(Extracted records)
____

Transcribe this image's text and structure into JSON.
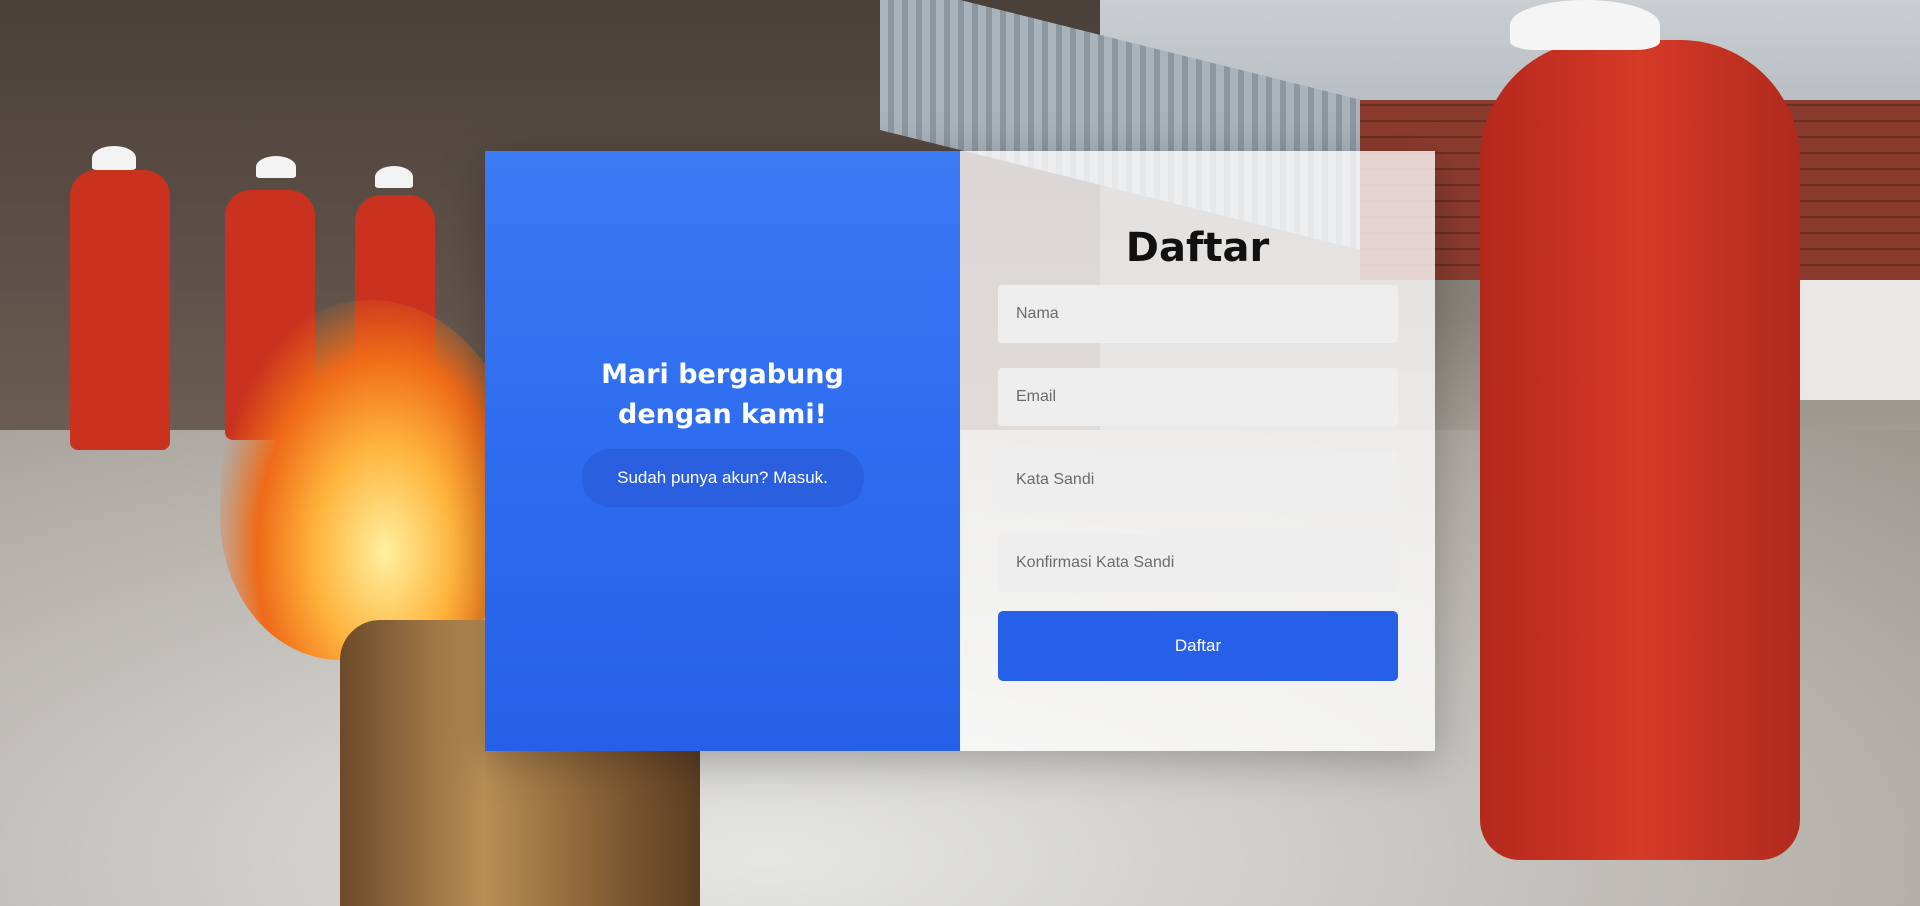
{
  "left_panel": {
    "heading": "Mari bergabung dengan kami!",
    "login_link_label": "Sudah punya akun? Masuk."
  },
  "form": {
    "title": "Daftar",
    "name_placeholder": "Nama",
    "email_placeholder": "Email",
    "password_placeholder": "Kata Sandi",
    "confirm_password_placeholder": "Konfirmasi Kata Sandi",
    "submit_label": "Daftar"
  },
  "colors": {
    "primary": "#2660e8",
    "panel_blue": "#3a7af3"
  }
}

____

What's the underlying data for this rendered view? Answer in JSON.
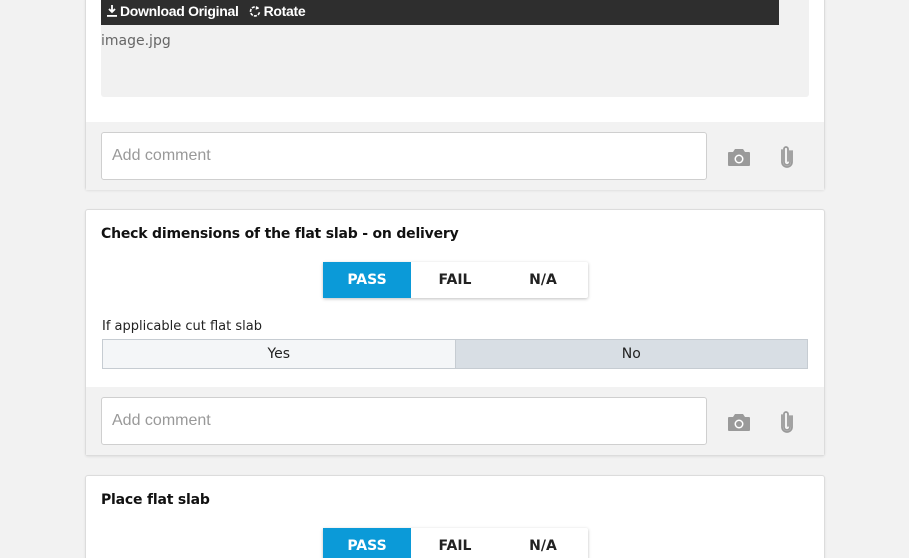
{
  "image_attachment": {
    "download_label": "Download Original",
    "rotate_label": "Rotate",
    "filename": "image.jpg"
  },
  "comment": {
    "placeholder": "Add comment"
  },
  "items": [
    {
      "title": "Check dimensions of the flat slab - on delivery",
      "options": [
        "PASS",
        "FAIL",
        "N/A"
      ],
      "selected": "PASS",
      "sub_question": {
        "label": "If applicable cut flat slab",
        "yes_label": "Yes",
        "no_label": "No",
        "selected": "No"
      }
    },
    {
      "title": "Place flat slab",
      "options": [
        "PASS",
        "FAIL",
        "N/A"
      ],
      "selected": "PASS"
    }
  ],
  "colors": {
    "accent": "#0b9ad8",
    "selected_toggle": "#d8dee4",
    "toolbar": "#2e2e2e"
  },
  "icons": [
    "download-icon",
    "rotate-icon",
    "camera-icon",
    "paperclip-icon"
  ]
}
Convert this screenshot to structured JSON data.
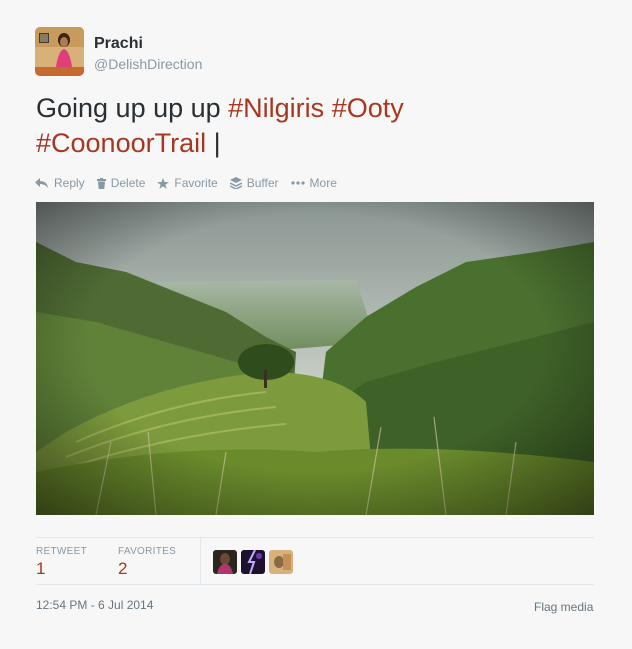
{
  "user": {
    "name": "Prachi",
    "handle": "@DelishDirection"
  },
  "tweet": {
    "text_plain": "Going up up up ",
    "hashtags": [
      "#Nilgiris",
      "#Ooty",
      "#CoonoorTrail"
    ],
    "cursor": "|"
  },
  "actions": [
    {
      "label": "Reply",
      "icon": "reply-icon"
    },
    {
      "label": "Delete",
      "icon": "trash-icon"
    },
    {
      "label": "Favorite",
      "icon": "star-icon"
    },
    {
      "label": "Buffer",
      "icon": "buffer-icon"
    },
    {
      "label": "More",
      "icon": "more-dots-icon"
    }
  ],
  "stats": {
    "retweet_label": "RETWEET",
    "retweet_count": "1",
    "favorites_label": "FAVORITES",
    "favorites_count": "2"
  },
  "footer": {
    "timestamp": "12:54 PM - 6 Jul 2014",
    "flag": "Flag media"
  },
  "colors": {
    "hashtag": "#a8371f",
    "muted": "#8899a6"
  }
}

____

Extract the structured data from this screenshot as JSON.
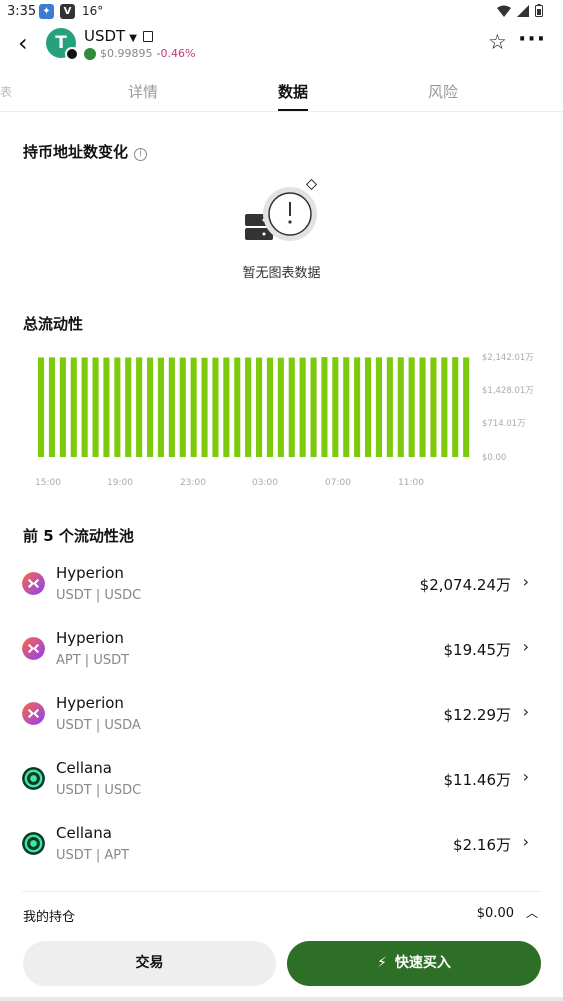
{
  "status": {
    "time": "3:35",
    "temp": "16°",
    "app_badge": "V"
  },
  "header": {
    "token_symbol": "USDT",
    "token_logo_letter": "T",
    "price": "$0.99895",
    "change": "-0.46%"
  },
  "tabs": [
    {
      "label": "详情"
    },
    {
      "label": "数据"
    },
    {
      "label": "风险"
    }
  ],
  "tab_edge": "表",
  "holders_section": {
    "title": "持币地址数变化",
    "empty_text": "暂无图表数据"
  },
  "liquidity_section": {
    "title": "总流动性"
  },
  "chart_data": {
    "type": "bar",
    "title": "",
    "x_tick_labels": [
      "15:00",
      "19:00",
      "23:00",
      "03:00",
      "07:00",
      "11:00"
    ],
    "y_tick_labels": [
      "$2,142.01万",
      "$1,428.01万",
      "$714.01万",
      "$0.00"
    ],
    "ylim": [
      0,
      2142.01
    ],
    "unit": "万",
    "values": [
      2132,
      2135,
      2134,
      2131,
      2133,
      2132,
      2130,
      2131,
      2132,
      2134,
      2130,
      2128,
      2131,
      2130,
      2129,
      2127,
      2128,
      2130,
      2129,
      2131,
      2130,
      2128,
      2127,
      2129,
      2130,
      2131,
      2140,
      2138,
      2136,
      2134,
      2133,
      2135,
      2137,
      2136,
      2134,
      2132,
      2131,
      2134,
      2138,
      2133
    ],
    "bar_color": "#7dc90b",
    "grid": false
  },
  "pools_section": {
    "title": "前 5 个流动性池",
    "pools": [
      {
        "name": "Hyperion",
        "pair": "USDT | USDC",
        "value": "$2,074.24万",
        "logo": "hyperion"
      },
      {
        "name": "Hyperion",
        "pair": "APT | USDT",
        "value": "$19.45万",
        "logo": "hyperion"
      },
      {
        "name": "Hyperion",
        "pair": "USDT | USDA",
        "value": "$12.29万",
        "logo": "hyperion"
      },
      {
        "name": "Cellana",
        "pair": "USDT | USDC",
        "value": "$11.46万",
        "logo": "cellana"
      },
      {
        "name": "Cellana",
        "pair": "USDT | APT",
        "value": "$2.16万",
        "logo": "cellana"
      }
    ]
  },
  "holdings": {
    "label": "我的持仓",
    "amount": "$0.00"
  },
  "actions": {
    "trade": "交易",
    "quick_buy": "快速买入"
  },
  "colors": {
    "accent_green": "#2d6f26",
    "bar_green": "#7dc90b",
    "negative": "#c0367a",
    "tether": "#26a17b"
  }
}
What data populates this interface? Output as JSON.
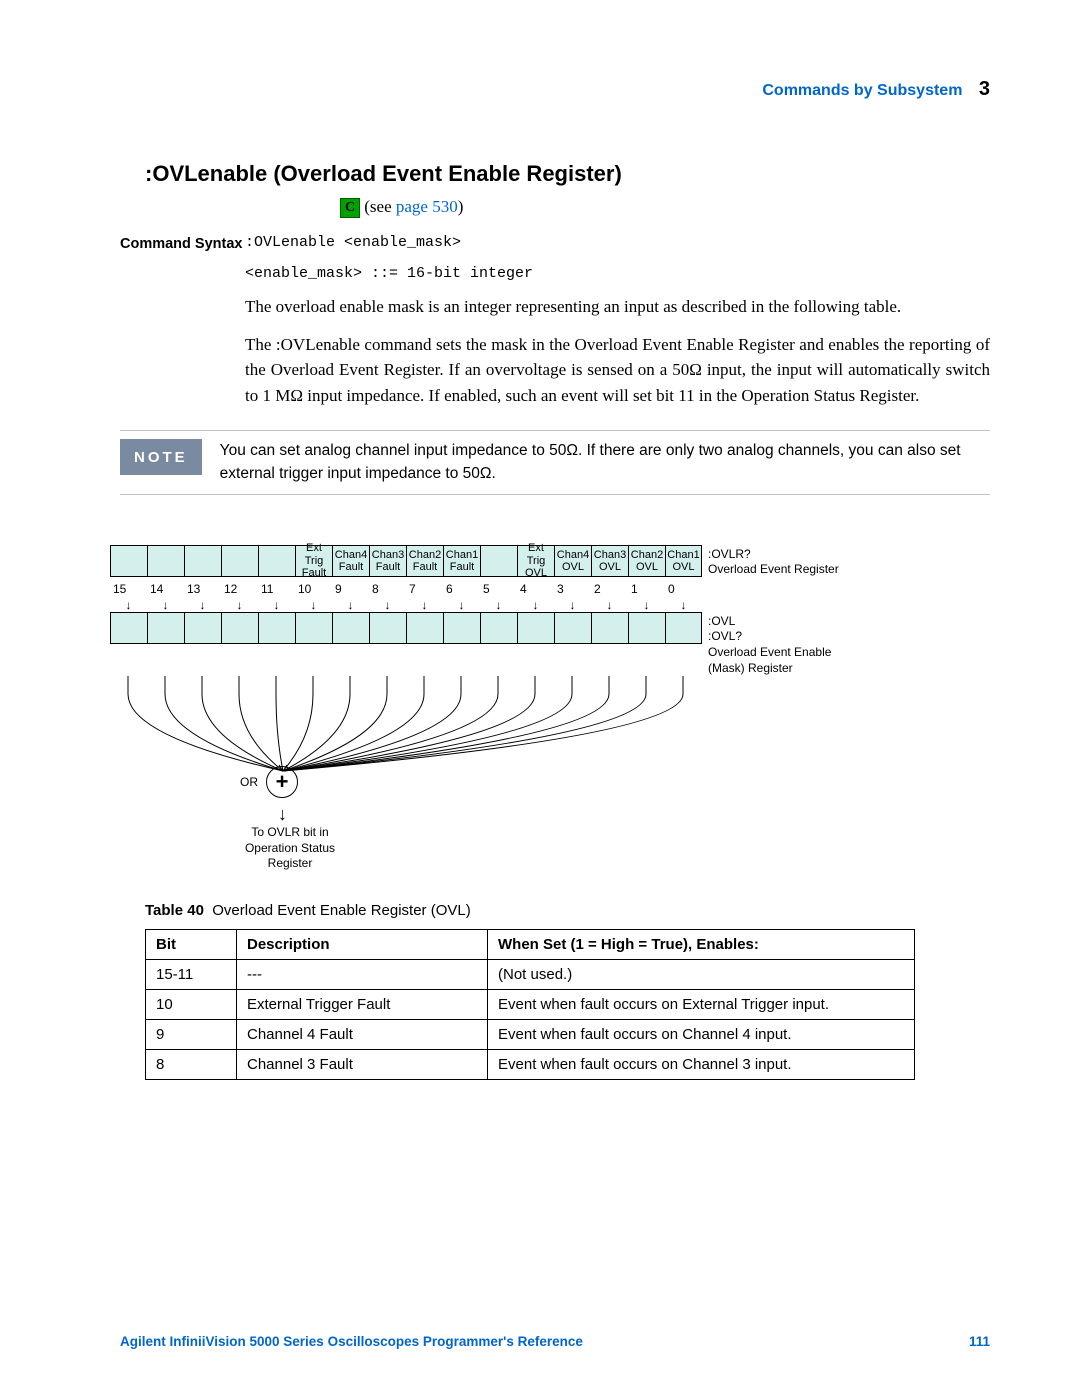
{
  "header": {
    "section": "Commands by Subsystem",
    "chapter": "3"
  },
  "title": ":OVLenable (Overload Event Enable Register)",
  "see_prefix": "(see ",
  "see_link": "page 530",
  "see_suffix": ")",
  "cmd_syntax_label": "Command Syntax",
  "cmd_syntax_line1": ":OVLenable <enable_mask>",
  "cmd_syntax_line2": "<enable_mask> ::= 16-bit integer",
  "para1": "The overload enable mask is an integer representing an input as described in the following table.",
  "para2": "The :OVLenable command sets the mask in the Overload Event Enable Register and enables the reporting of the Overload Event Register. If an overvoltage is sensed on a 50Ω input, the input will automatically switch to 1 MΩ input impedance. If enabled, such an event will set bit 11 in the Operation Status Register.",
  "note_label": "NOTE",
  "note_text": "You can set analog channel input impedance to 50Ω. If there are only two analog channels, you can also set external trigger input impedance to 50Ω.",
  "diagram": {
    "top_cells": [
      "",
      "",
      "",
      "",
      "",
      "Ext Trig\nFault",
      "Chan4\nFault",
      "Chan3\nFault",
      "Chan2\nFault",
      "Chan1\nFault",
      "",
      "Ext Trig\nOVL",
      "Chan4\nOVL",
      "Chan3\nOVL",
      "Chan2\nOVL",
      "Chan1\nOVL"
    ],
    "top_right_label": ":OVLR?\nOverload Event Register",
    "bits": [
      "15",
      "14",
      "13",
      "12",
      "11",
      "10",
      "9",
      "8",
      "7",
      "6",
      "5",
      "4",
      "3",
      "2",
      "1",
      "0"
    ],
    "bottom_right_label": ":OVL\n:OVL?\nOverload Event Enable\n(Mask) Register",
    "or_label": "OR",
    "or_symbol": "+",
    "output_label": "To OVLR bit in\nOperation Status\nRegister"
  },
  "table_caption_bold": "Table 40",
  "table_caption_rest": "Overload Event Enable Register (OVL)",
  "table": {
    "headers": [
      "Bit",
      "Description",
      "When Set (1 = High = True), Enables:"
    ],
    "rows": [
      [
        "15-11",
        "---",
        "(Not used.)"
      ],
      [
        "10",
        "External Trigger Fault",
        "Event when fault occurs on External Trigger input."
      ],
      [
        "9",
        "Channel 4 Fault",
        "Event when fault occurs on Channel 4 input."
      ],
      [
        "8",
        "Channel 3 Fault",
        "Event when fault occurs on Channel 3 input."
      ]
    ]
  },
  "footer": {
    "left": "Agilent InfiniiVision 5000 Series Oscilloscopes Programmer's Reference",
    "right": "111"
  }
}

____

EXERCISE INSTRUCTIONS:
Check each line of the material above for "What" and say how many lines contain it, giving the number alone.

TASK OUTPUT:
2